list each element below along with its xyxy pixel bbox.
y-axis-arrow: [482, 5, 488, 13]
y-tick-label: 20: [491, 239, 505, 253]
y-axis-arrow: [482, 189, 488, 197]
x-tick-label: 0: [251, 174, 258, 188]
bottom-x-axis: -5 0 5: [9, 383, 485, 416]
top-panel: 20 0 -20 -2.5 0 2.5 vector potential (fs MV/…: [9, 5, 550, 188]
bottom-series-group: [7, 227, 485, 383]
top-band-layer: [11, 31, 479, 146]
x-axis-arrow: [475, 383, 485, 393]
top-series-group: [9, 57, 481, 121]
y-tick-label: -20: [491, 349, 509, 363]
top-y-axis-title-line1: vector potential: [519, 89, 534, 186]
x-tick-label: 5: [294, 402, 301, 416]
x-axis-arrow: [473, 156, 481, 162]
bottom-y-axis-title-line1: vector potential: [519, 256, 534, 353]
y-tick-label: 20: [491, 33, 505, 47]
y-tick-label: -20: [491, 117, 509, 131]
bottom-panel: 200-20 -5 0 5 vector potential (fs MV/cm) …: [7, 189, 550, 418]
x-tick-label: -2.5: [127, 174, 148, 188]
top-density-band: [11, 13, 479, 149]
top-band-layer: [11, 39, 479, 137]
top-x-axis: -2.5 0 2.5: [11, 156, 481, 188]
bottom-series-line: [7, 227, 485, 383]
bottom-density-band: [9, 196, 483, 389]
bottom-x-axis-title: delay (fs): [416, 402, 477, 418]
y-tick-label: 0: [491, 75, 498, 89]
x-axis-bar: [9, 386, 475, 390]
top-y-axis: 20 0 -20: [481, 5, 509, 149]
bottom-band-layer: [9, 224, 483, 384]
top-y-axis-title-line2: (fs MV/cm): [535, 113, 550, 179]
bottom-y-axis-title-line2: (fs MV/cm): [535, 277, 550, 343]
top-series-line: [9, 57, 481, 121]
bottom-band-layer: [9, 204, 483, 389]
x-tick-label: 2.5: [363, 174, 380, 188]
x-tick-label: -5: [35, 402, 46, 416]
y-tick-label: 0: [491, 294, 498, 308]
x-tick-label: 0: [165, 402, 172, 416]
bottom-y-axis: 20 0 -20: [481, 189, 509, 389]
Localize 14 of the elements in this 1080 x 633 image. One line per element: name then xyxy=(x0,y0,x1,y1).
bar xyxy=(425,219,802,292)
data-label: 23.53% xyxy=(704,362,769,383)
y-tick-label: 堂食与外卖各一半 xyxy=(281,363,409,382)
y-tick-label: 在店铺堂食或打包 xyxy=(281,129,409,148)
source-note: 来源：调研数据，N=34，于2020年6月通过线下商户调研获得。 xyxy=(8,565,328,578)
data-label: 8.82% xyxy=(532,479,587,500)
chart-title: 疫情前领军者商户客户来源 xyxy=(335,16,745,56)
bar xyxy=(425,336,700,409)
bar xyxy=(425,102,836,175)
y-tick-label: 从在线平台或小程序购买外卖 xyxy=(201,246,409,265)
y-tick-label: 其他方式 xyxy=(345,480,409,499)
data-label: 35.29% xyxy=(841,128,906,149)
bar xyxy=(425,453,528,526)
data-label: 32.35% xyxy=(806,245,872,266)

[EXERCISE]
Arrange every row above as a Markdown table with two columns, Index and Line. Number each line and skip any blank lines.

[TASK OUTPUT]
| Index | Line |
|---|---|
| 1 | list each element below along with its xyxy pixel bbox. |
| 2 | y-axis-arrow: [482, 5, 488, 13] |
| 3 | y-tick-label: 20: [491, 239, 505, 253] |
| 4 | y-axis-arrow: [482, 189, 488, 197] |
| 5 | x-tick-label: 0: [251, 174, 258, 188] |
| 6 | bottom-x-axis: -5 0 5: [9, 383, 485, 416] |
| 7 | top-panel: 20 0 -20 -2.5 0 2.5 vector potential (fs MV/…: [9, 5, 550, 188] |
| 8 | bottom-series-group: [7, 227, 485, 383] |
| 9 | top-band-layer: [11, 31, 479, 146] |
| 10 | x-axis-arrow: [475, 383, 485, 393] |
| 11 | top-series-group: [9, 57, 481, 121] |
| 12 | y-tick-label: -20: [491, 349, 509, 363] |
| 13 | top-y-axis-title-line1: vector potential: [519, 89, 534, 186] |
| 14 | x-tick-label: 5: [294, 402, 301, 416] |
| 15 | x-axis-arrow: [473, 156, 481, 162] |
| 16 | bottom-y-axis-title-line1: vector potential: [519, 256, 534, 353] |
| 17 | y-tick-label: 20: [491, 33, 505, 47] |
| 18 | y-tick-label: -20: [491, 117, 509, 131] |
| 19 | bottom-panel: 200-20 -5 0 5 vector potential (fs MV/cm) …: [7, 189, 550, 418] |
| 20 | x-tick-label: -2.5: [127, 174, 148, 188] |
| 21 | top-density-band: [11, 13, 479, 149] |
| 22 | top-band-layer: [11, 39, 479, 137] |
| 23 | top-x-axis: -2.5 0 2.5: [11, 156, 481, 188] |
| 24 | bottom-series-line: [7, 227, 485, 383] |
| 25 | bottom-density-band: [9, 196, 483, 389] |
| 26 | bottom-x-axis-title: delay (fs): [416, 402, 477, 418] |
| 27 | y-tick-label: 0: [491, 75, 498, 89] |
| 28 | x-axis-bar: [9, 386, 475, 390] |
| 29 | top-y-axis: 20 0 -20: [481, 5, 509, 149] |
| 30 | bottom-band-layer: [9, 224, 483, 384] |
| 31 | top-y-axis-title-line2: (fs MV/cm): [535, 113, 550, 179] |
| 32 | bottom-y-axis-title-line2: (fs MV/cm): [535, 277, 550, 343] |
| 33 | top-series-line: [9, 57, 481, 121] |
| 34 | bottom-band-layer: [9, 204, 483, 389] |
| 35 | x-tick-label: 2.5: [363, 174, 380, 188] |
| 36 | x-tick-label: -5: [35, 402, 46, 416] |
| 37 | y-tick-label: 0: [491, 294, 498, 308] |
| 38 | x-tick-label: 0: [165, 402, 172, 416] |
| 39 | bottom-y-axis: 20 0 -20: [481, 189, 509, 389] |
| 40 | Localize 14 of the elements in this 1080 x 633 image. One line per element: name then xyxy=(x0,y0,x1,y1). |
| 41 | bar xyxy=(425,219,802,292) |
| 42 | data-label: 23.53% xyxy=(704,362,769,383) |
| 43 | y-tick-label: 堂食与外卖各一半 xyxy=(281,363,409,382) |
| 44 | y-tick-label: 在店铺堂食或打包 xyxy=(281,129,409,148) |
| 45 | source-note: 来源：调研数据，N=34，于2020年6月通过线下商户调研获得。 xyxy=(8,565,328,578) |
| 46 | data-label: 8.82% xyxy=(532,479,587,500) |
| 47 | chart-title: 疫情前领军者商户客户来源 xyxy=(335,16,745,56) |
| 48 | bar xyxy=(425,336,700,409) |
| 49 | bar xyxy=(425,102,836,175) |
| 50 | y-tick-label: 从在线平台或小程序购买外卖 xyxy=(201,246,409,265) |
| 51 | y-tick-label: 其他方式 xyxy=(345,480,409,499) |
| 52 | data-label: 35.29% xyxy=(841,128,906,149) |
| 53 | bar xyxy=(425,453,528,526) |
| 54 | data-label: 32.35% xyxy=(806,245,872,266) |